Make an exact copy of all the data.

Records provided:
--- start ---

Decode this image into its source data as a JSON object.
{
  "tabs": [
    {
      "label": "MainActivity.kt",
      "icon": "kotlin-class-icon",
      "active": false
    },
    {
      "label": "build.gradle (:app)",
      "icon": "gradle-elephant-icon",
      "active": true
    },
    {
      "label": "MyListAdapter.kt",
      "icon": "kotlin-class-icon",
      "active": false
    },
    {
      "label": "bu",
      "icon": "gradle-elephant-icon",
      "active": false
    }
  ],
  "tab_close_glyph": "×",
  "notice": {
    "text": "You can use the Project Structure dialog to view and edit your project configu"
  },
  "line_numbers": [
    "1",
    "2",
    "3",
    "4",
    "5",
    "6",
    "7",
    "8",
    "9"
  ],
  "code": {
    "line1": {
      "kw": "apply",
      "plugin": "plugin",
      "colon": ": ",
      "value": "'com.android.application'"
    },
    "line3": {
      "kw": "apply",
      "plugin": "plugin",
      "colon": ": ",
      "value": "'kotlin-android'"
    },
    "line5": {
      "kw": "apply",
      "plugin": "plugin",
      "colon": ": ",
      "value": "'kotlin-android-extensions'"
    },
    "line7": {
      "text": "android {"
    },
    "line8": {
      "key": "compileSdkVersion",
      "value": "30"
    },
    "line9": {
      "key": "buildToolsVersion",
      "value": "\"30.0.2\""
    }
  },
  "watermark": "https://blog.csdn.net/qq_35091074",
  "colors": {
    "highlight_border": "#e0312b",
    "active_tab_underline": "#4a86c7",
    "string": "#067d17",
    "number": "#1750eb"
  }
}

--- end ---

Task output:
Decode this image into its source data as a JSON object.
{
  "tabs": [
    {
      "label": "MainActivity.kt",
      "icon": "kotlin-class-icon",
      "active": false
    },
    {
      "label": "build.gradle (:app)",
      "icon": "gradle-elephant-icon",
      "active": true
    },
    {
      "label": "MyListAdapter.kt",
      "icon": "kotlin-class-icon",
      "active": false
    },
    {
      "label": "bu",
      "icon": "gradle-elephant-icon",
      "active": false
    }
  ],
  "tab_close_glyph": "×",
  "notice": {
    "text": "You can use the Project Structure dialog to view and edit your project configu"
  },
  "line_numbers": [
    "1",
    "2",
    "3",
    "4",
    "5",
    "6",
    "7",
    "8",
    "9"
  ],
  "code": {
    "line1": {
      "kw": "apply",
      "plugin": "plugin",
      "colon": ": ",
      "value": "'com.android.application'"
    },
    "line3": {
      "kw": "apply",
      "plugin": "plugin",
      "colon": ": ",
      "value": "'kotlin-android'"
    },
    "line5": {
      "kw": "apply",
      "plugin": "plugin",
      "colon": ": ",
      "value": "'kotlin-android-extensions'"
    },
    "line7": {
      "text": "android {"
    },
    "line8": {
      "key": "compileSdkVersion",
      "value": "30"
    },
    "line9": {
      "key": "buildToolsVersion",
      "value": "\"30.0.2\""
    }
  },
  "watermark": "https://blog.csdn.net/qq_35091074",
  "colors": {
    "highlight_border": "#e0312b",
    "active_tab_underline": "#4a86c7",
    "string": "#067d17",
    "number": "#1750eb"
  }
}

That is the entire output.